# DATA LISTING start

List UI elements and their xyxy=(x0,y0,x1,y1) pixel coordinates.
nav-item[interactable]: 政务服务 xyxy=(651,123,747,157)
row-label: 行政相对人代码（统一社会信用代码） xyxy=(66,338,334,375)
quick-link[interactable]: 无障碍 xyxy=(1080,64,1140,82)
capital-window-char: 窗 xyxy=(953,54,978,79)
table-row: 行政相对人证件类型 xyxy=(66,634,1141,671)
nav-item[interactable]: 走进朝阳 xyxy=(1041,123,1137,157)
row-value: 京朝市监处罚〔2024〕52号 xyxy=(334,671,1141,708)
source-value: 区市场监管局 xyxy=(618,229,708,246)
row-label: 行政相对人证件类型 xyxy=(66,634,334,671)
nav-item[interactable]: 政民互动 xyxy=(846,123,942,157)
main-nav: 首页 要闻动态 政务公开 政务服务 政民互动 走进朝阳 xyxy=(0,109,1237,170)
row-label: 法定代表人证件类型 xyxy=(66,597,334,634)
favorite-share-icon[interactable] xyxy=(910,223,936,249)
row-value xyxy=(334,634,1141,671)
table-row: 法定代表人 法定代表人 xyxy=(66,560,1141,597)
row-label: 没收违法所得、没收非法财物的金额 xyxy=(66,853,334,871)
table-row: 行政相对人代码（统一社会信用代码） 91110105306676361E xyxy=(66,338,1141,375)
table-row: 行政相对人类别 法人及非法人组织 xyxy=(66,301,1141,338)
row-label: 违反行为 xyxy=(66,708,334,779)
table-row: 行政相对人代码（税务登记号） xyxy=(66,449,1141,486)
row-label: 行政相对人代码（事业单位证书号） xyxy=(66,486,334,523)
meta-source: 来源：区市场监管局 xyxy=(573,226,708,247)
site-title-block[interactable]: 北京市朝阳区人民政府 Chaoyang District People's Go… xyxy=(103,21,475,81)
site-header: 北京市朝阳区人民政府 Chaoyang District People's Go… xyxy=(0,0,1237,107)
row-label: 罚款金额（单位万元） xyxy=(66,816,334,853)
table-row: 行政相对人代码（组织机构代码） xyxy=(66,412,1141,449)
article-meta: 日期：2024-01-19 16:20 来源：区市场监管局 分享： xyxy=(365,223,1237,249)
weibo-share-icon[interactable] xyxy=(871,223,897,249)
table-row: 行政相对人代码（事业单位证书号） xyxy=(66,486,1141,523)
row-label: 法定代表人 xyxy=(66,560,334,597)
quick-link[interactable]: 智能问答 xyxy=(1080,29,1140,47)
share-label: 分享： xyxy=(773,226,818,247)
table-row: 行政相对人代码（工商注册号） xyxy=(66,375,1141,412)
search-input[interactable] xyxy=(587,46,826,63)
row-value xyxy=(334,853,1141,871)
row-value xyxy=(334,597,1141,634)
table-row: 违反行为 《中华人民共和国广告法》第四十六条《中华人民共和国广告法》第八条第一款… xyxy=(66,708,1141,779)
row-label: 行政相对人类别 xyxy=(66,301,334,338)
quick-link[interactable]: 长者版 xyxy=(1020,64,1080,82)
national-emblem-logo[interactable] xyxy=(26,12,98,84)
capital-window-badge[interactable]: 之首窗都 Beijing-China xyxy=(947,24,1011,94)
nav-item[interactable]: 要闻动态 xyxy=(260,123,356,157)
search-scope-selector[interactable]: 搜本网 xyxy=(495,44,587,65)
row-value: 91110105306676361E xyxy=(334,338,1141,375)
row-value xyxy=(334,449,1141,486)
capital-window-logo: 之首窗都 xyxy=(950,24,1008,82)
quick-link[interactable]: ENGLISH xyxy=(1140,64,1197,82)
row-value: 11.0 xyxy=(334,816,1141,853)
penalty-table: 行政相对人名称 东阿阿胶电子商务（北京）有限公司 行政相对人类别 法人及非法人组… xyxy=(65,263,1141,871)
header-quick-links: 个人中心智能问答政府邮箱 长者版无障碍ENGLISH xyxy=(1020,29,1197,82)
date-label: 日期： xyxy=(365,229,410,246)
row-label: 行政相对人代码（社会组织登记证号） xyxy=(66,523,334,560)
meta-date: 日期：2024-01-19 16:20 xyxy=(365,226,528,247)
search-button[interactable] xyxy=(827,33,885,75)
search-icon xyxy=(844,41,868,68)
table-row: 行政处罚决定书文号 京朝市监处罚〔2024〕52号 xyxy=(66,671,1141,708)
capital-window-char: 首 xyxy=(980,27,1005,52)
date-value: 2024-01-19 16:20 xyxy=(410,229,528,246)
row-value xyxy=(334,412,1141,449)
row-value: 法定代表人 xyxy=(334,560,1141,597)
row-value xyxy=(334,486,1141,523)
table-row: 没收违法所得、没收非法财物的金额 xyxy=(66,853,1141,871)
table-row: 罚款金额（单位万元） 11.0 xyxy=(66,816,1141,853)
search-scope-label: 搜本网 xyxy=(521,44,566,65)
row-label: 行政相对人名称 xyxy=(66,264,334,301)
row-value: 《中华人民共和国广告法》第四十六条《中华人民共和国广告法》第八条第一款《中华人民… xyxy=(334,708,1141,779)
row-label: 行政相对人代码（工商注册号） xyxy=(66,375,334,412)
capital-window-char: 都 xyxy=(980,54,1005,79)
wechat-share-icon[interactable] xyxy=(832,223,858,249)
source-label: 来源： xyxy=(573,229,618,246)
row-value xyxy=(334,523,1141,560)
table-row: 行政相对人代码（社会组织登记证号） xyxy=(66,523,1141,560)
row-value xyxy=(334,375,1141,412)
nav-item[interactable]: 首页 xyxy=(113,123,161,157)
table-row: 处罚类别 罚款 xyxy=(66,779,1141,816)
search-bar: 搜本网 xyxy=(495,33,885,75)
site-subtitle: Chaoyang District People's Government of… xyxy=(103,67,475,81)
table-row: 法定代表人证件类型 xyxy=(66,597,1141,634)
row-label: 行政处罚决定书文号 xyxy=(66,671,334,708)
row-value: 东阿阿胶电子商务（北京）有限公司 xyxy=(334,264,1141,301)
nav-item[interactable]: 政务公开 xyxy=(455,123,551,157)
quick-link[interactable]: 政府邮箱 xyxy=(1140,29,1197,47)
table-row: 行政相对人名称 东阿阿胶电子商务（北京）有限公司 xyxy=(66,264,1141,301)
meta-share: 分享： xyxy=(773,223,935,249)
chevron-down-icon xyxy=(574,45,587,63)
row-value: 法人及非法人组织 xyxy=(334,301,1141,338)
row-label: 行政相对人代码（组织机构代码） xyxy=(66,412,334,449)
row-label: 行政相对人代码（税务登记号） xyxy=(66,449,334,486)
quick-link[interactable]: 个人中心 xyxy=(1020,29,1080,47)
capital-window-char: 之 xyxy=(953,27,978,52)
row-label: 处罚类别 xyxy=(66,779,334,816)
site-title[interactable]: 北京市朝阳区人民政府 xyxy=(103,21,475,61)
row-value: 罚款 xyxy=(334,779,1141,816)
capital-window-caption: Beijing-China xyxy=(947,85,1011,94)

# DATA LISTING end

• SET EXERCISE
Copy the material above, substituting "field-label" for every occurrence of "row-label" and leaving everything else unchanged.

• RESULT OF THIS TASK
List UI elements and their xyxy=(x0,y0,x1,y1) pixel coordinates.
nav-item[interactable]: 政务服务 xyxy=(651,123,747,157)
field-label: 行政相对人代码（统一社会信用代码） xyxy=(66,338,334,375)
quick-link[interactable]: 无障碍 xyxy=(1080,64,1140,82)
capital-window-char: 窗 xyxy=(953,54,978,79)
table-row: 行政相对人证件类型 xyxy=(66,634,1141,671)
nav-item[interactable]: 走进朝阳 xyxy=(1041,123,1137,157)
row-value: 京朝市监处罚〔2024〕52号 xyxy=(334,671,1141,708)
source-value: 区市场监管局 xyxy=(618,229,708,246)
field-label: 行政相对人证件类型 xyxy=(66,634,334,671)
nav-item[interactable]: 政民互动 xyxy=(846,123,942,157)
main-nav: 首页 要闻动态 政务公开 政务服务 政民互动 走进朝阳 xyxy=(0,109,1237,170)
field-label: 法定代表人证件类型 xyxy=(66,597,334,634)
favorite-share-icon[interactable] xyxy=(910,223,936,249)
row-value xyxy=(334,634,1141,671)
table-row: 法定代表人 法定代表人 xyxy=(66,560,1141,597)
field-label: 没收违法所得、没收非法财物的金额 xyxy=(66,853,334,871)
table-row: 行政相对人代码（统一社会信用代码） 91110105306676361E xyxy=(66,338,1141,375)
table-row: 行政相对人类别 法人及非法人组织 xyxy=(66,301,1141,338)
field-label: 违反行为 xyxy=(66,708,334,779)
table-row: 行政相对人代码（税务登记号） xyxy=(66,449,1141,486)
field-label: 行政相对人代码（事业单位证书号） xyxy=(66,486,334,523)
meta-source: 来源：区市场监管局 xyxy=(573,226,708,247)
site-title-block[interactable]: 北京市朝阳区人民政府 Chaoyang District People's Go… xyxy=(103,21,475,81)
site-header: 北京市朝阳区人民政府 Chaoyang District People's Go… xyxy=(0,0,1237,107)
field-label: 罚款金额（单位万元） xyxy=(66,816,334,853)
table-row: 行政相对人代码（组织机构代码） xyxy=(66,412,1141,449)
article-meta: 日期：2024-01-19 16:20 来源：区市场监管局 分享： xyxy=(365,223,1237,249)
weibo-share-icon[interactable] xyxy=(871,223,897,249)
table-row: 行政相对人代码（事业单位证书号） xyxy=(66,486,1141,523)
field-label: 法定代表人 xyxy=(66,560,334,597)
quick-link[interactable]: 智能问答 xyxy=(1080,29,1140,47)
share-label: 分享： xyxy=(773,226,818,247)
table-row: 行政相对人代码（工商注册号） xyxy=(66,375,1141,412)
search-input[interactable] xyxy=(587,46,826,63)
row-value xyxy=(334,853,1141,871)
row-value xyxy=(334,597,1141,634)
table-row: 违反行为 《中华人民共和国广告法》第四十六条《中华人民共和国广告法》第八条第一款… xyxy=(66,708,1141,779)
field-label: 行政相对人类别 xyxy=(66,301,334,338)
quick-link[interactable]: 长者版 xyxy=(1020,64,1080,82)
national-emblem-logo[interactable] xyxy=(26,12,98,84)
capital-window-badge[interactable]: 之首窗都 Beijing-China xyxy=(947,24,1011,94)
nav-item[interactable]: 要闻动态 xyxy=(260,123,356,157)
search-scope-selector[interactable]: 搜本网 xyxy=(495,44,587,65)
row-value: 91110105306676361E xyxy=(334,338,1141,375)
row-value xyxy=(334,449,1141,486)
capital-window-logo: 之首窗都 xyxy=(950,24,1008,82)
quick-link[interactable]: ENGLISH xyxy=(1140,64,1197,82)
row-value: 11.0 xyxy=(334,816,1141,853)
penalty-table: 行政相对人名称 东阿阿胶电子商务（北京）有限公司 行政相对人类别 法人及非法人组… xyxy=(65,263,1141,871)
header-quick-links: 个人中心智能问答政府邮箱 长者版无障碍ENGLISH xyxy=(1020,29,1197,82)
date-label: 日期： xyxy=(365,229,410,246)
field-label: 行政相对人代码（社会组织登记证号） xyxy=(66,523,334,560)
meta-date: 日期：2024-01-19 16:20 xyxy=(365,226,528,247)
search-button[interactable] xyxy=(827,33,885,75)
search-icon xyxy=(844,41,868,68)
table-row: 行政处罚决定书文号 京朝市监处罚〔2024〕52号 xyxy=(66,671,1141,708)
capital-window-char: 首 xyxy=(980,27,1005,52)
date-value: 2024-01-19 16:20 xyxy=(410,229,528,246)
row-value xyxy=(334,412,1141,449)
row-value: 法定代表人 xyxy=(334,560,1141,597)
row-value xyxy=(334,486,1141,523)
table-row: 没收违法所得、没收非法财物的金额 xyxy=(66,853,1141,871)
table-row: 罚款金额（单位万元） 11.0 xyxy=(66,816,1141,853)
search-scope-label: 搜本网 xyxy=(521,44,566,65)
field-label: 行政相对人名称 xyxy=(66,264,334,301)
row-value: 《中华人民共和国广告法》第四十六条《中华人民共和国广告法》第八条第一款《中华人民… xyxy=(334,708,1141,779)
field-label: 行政相对人代码（工商注册号） xyxy=(66,375,334,412)
capital-window-char: 都 xyxy=(980,54,1005,79)
wechat-share-icon[interactable] xyxy=(832,223,858,249)
source-label: 来源： xyxy=(573,229,618,246)
row-value xyxy=(334,523,1141,560)
table-row: 行政相对人代码（社会组织登记证号） xyxy=(66,523,1141,560)
row-value xyxy=(334,375,1141,412)
nav-item[interactable]: 首页 xyxy=(113,123,161,157)
table-row: 处罚类别 罚款 xyxy=(66,779,1141,816)
search-bar: 搜本网 xyxy=(495,33,885,75)
site-subtitle: Chaoyang District People's Government of… xyxy=(103,67,475,81)
table-row: 法定代表人证件类型 xyxy=(66,597,1141,634)
field-label: 行政处罚决定书文号 xyxy=(66,671,334,708)
row-value: 东阿阿胶电子商务（北京）有限公司 xyxy=(334,264,1141,301)
nav-item[interactable]: 政务公开 xyxy=(455,123,551,157)
quick-link[interactable]: 政府邮箱 xyxy=(1140,29,1197,47)
table-row: 行政相对人名称 东阿阿胶电子商务（北京）有限公司 xyxy=(66,264,1141,301)
meta-share: 分享： xyxy=(773,223,935,249)
chevron-down-icon xyxy=(574,45,587,63)
row-value: 法人及非法人组织 xyxy=(334,301,1141,338)
field-label: 行政相对人代码（组织机构代码） xyxy=(66,412,334,449)
field-label: 行政相对人代码（税务登记号） xyxy=(66,449,334,486)
quick-link[interactable]: 个人中心 xyxy=(1020,29,1080,47)
capital-window-char: 之 xyxy=(953,27,978,52)
field-label: 处罚类别 xyxy=(66,779,334,816)
site-title[interactable]: 北京市朝阳区人民政府 xyxy=(103,21,475,61)
row-value: 罚款 xyxy=(334,779,1141,816)
capital-window-caption: Beijing-China xyxy=(947,85,1011,94)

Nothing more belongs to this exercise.